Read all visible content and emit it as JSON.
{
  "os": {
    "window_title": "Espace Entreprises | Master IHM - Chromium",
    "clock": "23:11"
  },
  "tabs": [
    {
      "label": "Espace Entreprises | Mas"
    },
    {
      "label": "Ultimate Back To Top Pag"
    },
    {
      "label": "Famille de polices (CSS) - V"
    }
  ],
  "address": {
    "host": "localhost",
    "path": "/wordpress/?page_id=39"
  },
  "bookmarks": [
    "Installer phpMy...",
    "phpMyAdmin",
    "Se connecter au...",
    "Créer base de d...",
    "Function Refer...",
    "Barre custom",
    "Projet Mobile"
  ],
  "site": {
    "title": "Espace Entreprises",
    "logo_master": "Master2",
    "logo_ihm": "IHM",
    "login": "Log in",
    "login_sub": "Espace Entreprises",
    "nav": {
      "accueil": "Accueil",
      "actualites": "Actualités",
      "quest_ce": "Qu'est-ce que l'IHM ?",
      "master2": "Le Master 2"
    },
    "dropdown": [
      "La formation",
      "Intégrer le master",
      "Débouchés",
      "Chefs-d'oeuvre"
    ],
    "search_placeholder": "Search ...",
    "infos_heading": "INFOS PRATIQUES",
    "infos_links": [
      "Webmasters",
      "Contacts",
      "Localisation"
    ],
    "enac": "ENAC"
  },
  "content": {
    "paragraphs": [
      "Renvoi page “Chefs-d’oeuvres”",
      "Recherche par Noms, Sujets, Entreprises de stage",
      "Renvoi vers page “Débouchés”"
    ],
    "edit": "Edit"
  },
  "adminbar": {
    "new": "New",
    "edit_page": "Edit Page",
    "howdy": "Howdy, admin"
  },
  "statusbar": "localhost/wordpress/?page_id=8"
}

::::

### DESCRIPTION OF THE TASK
Write out all the entries exactly.

### THE COMPLETED TASK
Read all visible content and emit it as JSON.
{
  "os": {
    "window_title": "Espace Entreprises | Master IHM - Chromium",
    "clock": "23:11"
  },
  "tabs": [
    {
      "label": "Espace Entreprises | Mas"
    },
    {
      "label": "Ultimate Back To Top Pag"
    },
    {
      "label": "Famille de polices (CSS) - V"
    }
  ],
  "address": {
    "host": "localhost",
    "path": "/wordpress/?page_id=39"
  },
  "bookmarks": [
    "Installer phpMy...",
    "phpMyAdmin",
    "Se connecter au...",
    "Créer base de d...",
    "Function Refer...",
    "Barre custom",
    "Projet Mobile"
  ],
  "site": {
    "title": "Espace Entreprises",
    "logo_master": "Master2",
    "logo_ihm": "IHM",
    "login": "Log in",
    "login_sub": "Espace Entreprises",
    "nav": {
      "accueil": "Accueil",
      "actualites": "Actualités",
      "quest_ce": "Qu'est-ce que l'IHM ?",
      "master2": "Le Master 2"
    },
    "dropdown": [
      "La formation",
      "Intégrer le master",
      "Débouchés",
      "Chefs-d'oeuvre"
    ],
    "search_placeholder": "Search ...",
    "infos_heading": "INFOS PRATIQUES",
    "infos_links": [
      "Webmasters",
      "Contacts",
      "Localisation"
    ],
    "enac": "ENAC"
  },
  "content": {
    "paragraphs": [
      "Renvoi page “Chefs-d’oeuvres”",
      "Recherche par Noms, Sujets, Entreprises de stage",
      "Renvoi vers page “Débouchés”"
    ],
    "edit": "Edit"
  },
  "adminbar": {
    "new": "New",
    "edit_page": "Edit Page",
    "howdy": "Howdy, admin"
  },
  "statusbar": "localhost/wordpress/?page_id=8"
}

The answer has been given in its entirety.